• **Фрагмент документа**
****************
Зачем на самом деле строили комплекс в Прасковеевке?
Я понимаю режиссера Кеосаяна в его стремлении снять новую версию «Белорусского вокзала». После того как Навальный с оглушительным успехом представил римейк нашумевшего рождественского блокбастера бизнесмена Сергея Колесникова про «дворец Путина» 2010 года, сердце художника просто не может устоять перед соблазном улучшить классику.
К сожалению, массовый успех не всегда способствует проникновению в суть. Спецэффекты и упрощения провоцируют ускользание смыслов. Поэтому чем популярней картина, тем больше хочется посмотреть на то, что осталось за кадром.
Акцент на коррупции, сделанный в фильме Навального, не позволяет оценить по достоинству другие интригующие «тайны дворца». А они есть.
Вся эта история проникнута на самом деле глубоким метафизическим смыслом, который нельзя уловить, оставаясь в плоском мире обывательских рассуждений о том, кто, чего и сколько «украл у народа».
Стройка в Геленджике, на мой взгляд, является таким же провальным символом нынешней эпохи, каким нереализованный проект «Дворца советов» на месте нынешнего храма Христа Спасителя в Москве был для эпохи Сталина. И от того, и от другого в конечном счете останется один «Котлован». Только в первом случае из него сделали бассейн для «народа», а во втором — собрались сделать «Аквадискотеку» для избранных.
Для кого дворец vs. для чего дворец?
Главная тайна «дворца Путина-Ротенберга» не в том, кому он принадлежит или не принадлежит, а в том, для чего он нужен, или, точнее, — был нужен (потому что сейчас он не нужен, скорее всего, никому, кроме тех, кто ворует и отмывает на строительстве деньги). Но рассуждения на эту тему скучны для широкой аудитории, про это не снять триллер для миллионов. Поэтому я не могу предложить читателям ничего, кроме философской мелодрамы о человеке, которому не повезло с народом.
Можно ли построить в забытом Богом Геленджике дворец, достойный сатрапов античности? Напрашивается ответ из серии анекдотов про «Армянское радио» — можно, но зачем? Навальный предложил простую и доходчивую гипотезу: жадные «дружбаны» скинулись и вскладчину подарили Путину дворец.
Такое объяснение хорошо «заходит» в предрасположенное к простым ответам на сложные вопросы российское массовое сознание, но вряд ли соответствует реальному положению вещей. Не столько в юридическом даже, сколько в более привычном для русского человека понятийном смысле, «землевладение» в Геленджике, на мой взгляд, не является личной собственностью Путина. И дело здесь совсем не в том, на кого и как оно оформлено.
Нет собственника в своем отечестве…
Для начала, строго говоря, в России уничтожен сам институт частной собственности, в связи с чем здесь давно уже никто не является собственником чего бы то ни было, в том числе и Путин.
****************
[Аннотации рамок элементов]
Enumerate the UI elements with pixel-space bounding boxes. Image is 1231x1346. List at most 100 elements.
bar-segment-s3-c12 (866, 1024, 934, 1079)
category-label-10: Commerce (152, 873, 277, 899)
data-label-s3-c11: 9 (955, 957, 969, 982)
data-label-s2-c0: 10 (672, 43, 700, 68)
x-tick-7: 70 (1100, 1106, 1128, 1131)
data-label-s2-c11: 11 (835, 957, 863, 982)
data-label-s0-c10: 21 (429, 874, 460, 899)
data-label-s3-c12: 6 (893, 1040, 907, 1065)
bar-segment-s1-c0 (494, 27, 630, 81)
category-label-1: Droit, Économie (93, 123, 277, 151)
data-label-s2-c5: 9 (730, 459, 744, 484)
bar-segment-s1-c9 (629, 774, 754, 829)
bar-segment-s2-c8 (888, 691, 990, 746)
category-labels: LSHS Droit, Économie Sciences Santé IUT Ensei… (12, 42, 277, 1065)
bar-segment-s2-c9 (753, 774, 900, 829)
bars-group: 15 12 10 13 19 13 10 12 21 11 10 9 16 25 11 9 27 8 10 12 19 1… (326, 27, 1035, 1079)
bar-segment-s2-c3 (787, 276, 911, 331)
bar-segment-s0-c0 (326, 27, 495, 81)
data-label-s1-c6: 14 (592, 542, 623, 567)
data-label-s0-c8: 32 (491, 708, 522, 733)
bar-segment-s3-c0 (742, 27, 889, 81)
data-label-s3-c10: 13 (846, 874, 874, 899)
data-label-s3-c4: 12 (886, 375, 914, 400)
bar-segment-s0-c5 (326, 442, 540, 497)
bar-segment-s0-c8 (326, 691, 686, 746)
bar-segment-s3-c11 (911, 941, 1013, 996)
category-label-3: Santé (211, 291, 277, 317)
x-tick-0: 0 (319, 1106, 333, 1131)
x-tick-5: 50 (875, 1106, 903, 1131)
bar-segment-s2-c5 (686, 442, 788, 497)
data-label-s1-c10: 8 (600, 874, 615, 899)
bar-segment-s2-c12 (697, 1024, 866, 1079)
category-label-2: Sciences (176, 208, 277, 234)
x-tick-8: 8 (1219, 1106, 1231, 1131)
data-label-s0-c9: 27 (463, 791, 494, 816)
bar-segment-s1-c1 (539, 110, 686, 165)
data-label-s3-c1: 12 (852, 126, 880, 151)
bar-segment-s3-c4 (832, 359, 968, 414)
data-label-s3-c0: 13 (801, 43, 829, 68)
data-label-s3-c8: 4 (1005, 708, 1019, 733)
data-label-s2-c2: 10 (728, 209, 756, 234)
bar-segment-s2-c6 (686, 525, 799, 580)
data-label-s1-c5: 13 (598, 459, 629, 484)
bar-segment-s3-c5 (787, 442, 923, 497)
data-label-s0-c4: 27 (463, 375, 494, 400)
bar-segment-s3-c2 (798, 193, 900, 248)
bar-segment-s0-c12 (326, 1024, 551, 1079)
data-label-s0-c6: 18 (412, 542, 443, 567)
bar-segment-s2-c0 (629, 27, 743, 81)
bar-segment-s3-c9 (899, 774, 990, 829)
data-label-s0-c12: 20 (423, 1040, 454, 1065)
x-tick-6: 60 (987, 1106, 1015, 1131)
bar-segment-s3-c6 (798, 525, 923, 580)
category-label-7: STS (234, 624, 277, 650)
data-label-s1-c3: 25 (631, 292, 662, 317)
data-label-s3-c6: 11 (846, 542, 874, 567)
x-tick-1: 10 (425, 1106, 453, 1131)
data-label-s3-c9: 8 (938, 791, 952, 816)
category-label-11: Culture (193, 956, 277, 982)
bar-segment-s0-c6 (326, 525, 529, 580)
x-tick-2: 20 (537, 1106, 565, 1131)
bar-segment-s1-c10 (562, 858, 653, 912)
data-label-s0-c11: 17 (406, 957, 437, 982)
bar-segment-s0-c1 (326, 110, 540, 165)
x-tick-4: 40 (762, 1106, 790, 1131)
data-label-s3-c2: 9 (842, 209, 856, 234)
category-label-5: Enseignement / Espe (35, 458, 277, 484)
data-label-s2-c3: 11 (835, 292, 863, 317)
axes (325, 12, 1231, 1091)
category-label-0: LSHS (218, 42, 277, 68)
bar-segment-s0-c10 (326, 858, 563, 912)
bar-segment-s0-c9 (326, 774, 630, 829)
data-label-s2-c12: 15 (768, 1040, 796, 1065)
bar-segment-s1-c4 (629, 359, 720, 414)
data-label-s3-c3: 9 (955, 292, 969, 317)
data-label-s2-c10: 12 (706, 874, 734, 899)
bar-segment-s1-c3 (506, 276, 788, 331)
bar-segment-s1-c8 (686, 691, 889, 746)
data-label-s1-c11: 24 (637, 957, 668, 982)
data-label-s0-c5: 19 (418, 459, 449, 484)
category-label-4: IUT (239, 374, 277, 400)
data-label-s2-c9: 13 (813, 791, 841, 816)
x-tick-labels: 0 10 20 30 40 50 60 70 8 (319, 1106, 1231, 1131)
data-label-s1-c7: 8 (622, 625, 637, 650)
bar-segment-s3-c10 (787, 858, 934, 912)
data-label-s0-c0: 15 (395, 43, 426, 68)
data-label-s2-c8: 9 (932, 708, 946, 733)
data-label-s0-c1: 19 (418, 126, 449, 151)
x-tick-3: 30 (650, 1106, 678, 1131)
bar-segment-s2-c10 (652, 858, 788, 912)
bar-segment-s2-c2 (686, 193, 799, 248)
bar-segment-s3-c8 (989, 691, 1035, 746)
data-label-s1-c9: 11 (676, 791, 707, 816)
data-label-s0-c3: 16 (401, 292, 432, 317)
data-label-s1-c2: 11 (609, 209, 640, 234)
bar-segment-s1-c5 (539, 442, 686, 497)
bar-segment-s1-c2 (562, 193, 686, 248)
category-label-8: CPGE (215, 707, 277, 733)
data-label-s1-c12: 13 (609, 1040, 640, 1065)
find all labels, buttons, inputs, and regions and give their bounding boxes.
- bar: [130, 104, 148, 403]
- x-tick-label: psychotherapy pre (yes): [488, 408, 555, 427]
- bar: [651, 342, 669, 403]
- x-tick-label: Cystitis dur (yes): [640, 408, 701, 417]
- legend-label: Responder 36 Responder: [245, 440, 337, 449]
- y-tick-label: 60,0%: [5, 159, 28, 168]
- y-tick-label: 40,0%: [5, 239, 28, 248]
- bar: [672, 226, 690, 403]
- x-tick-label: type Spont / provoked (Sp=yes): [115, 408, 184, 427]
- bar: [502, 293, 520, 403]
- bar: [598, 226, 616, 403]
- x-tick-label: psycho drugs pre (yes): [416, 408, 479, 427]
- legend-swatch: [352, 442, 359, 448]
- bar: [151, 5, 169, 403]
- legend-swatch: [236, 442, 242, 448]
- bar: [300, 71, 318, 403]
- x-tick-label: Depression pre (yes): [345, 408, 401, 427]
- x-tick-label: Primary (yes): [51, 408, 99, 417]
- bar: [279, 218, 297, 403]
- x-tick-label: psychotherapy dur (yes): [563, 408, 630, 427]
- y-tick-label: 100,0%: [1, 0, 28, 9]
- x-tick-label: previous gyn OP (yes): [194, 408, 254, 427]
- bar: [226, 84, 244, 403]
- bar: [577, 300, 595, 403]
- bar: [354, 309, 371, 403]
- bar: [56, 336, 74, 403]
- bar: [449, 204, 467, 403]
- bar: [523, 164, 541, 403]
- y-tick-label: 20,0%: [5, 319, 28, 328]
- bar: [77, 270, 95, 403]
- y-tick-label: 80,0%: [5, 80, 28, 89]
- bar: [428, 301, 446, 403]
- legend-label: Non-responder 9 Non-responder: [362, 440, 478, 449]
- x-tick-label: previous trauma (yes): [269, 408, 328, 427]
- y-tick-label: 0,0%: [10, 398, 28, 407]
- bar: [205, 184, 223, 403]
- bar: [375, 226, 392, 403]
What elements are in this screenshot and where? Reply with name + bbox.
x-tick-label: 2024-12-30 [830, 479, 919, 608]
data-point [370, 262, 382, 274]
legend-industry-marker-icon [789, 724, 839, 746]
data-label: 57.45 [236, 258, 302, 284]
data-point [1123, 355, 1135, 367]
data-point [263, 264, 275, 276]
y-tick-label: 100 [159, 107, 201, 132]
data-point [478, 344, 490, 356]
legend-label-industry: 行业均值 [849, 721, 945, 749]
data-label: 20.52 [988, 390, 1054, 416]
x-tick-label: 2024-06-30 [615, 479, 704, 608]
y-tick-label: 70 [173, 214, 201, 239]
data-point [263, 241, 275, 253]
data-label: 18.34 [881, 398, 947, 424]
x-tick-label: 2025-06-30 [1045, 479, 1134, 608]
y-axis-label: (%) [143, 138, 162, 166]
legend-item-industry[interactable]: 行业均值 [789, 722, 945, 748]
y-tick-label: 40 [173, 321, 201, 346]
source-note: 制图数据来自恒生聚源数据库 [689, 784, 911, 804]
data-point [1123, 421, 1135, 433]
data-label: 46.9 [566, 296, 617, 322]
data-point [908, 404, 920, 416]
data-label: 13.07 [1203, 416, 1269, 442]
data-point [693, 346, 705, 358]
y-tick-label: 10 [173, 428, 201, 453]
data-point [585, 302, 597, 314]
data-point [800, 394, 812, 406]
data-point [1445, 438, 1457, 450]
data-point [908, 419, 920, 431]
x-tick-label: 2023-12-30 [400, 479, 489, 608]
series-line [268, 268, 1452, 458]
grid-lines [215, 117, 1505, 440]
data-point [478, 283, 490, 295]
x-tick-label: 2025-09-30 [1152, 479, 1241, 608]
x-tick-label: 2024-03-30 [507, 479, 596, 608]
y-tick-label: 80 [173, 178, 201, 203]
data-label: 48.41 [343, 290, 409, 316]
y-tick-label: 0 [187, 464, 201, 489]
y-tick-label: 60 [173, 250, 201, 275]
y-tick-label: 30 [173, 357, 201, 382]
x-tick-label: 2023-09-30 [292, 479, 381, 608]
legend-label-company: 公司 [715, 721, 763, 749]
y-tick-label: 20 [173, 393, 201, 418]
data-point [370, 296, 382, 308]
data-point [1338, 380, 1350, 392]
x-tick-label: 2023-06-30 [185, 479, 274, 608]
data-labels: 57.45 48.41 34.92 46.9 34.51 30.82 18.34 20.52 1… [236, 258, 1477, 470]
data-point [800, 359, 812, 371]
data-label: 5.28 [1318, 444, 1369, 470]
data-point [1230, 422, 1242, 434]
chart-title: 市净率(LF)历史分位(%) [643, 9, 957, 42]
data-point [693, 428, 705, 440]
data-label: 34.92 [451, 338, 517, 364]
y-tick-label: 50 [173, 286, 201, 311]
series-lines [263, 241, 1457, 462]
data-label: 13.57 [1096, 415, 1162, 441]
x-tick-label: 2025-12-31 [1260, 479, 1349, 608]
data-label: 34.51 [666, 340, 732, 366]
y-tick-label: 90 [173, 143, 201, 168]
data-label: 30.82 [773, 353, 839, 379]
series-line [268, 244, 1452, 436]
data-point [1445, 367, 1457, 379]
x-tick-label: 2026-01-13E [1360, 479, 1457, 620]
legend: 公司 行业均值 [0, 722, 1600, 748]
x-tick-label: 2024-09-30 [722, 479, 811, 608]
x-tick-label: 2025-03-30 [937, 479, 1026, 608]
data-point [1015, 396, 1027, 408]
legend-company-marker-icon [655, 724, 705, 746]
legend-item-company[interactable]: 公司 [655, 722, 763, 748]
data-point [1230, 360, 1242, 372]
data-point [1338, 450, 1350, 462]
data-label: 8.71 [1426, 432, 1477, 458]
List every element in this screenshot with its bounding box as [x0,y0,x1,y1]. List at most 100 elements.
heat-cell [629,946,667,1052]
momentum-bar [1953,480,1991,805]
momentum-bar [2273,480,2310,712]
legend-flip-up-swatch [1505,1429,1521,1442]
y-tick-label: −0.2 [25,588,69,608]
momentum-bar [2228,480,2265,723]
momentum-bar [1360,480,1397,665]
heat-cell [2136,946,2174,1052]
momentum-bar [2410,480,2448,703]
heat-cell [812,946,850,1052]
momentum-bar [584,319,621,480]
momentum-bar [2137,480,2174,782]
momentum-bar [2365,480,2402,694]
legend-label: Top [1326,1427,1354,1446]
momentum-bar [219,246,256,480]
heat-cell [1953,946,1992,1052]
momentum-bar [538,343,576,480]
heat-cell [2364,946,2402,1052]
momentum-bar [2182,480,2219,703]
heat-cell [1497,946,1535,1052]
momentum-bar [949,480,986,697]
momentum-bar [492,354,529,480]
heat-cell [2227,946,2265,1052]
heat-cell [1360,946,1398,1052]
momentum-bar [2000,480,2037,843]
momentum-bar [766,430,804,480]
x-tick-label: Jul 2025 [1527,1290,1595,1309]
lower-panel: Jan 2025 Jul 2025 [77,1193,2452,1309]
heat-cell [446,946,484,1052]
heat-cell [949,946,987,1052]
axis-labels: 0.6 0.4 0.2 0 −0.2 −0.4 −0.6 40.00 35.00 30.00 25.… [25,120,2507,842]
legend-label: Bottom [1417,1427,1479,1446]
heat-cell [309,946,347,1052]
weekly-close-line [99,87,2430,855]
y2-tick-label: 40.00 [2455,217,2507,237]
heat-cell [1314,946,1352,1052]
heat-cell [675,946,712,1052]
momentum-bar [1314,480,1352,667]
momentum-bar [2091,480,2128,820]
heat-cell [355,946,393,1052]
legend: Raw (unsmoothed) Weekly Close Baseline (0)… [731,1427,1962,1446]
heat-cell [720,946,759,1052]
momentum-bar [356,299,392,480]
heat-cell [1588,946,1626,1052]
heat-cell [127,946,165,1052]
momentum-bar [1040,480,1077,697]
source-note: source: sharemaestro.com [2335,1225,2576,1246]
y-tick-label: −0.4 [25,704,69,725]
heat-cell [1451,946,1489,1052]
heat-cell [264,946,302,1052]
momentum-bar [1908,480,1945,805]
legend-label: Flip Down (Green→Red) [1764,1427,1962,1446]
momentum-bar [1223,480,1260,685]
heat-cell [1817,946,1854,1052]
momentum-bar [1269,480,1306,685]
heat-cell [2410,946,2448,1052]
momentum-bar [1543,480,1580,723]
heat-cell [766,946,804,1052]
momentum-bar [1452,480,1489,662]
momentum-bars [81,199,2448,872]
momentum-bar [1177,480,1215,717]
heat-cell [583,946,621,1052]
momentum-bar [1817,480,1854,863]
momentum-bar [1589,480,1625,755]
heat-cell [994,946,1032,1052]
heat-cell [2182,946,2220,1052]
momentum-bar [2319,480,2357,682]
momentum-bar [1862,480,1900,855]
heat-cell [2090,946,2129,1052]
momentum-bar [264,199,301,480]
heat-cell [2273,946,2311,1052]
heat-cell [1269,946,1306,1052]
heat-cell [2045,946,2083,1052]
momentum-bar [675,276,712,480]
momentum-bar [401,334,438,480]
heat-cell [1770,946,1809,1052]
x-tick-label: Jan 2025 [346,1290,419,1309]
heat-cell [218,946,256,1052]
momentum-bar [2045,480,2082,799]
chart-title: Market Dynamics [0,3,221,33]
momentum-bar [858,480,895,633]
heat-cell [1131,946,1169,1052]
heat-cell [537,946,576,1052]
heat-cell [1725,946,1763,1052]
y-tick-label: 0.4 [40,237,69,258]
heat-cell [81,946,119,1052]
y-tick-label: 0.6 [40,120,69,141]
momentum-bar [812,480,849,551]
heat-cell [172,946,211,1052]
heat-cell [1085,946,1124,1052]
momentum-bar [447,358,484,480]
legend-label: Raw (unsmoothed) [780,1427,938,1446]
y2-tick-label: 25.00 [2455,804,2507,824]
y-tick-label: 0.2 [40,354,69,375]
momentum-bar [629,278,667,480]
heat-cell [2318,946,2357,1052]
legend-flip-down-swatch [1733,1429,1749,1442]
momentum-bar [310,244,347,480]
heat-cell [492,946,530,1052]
****************
• **Задание 1**
Перепишите из статьи о дворце в Геленджике без изменений фрагмент от слов «Зачем на самом» до слов «осталось за кадром.».
• **Задание 2**
Ответьте по статье о дворце в Геленджике на следующие вопросы:
(a) С каким нереализованным проектом сталинской эпохи автор сравнивает стройку в Геленджике?
(b) Какую гипотезу о появлении дворца предложил Навальный?
(c) Какой институт, по словам автора, уничтожен в России?
• **Задание 3**
Назовите все фамилии людей, которые упоминаются в статье о дворце в Геленджике.

• **Образец ответа 1**
Зачем на самом деле строили комплекс в Прасковеевке?
Я понимаю режиссера Кеосаяна в его стремлении снять новую версию «Белорусского вокзала». После того как Навальный с оглушительным успехом представил римейк нашумевшего рождественского блокбастера бизнесмена Сергея Колесникова про «дворец Путина» 2010 года, сердце художника просто не может устоять перед соблазном улучшить классику.
К сожалению, массовый успех не всегда способствует проникновению в суть. Спецэффекты и упрощения провоцируют ускользание смыслов. Поэтому чем популярней картина, тем больше хочется посмотреть на то, что осталось за кадром.

• **Образец ответа 2**
(a) С проектом «Дворца советов» на месте нынешнего храма Христа Спасителя в Москве.
(b) Жадные «дружбаны» скинулись и вскладчину подарили Путину дворец.
(c) Институт частной собственности.

• **Образец ответа 3**
Кеосаян, Навальный, Колесников, Путин, Сталин, Ротенберг.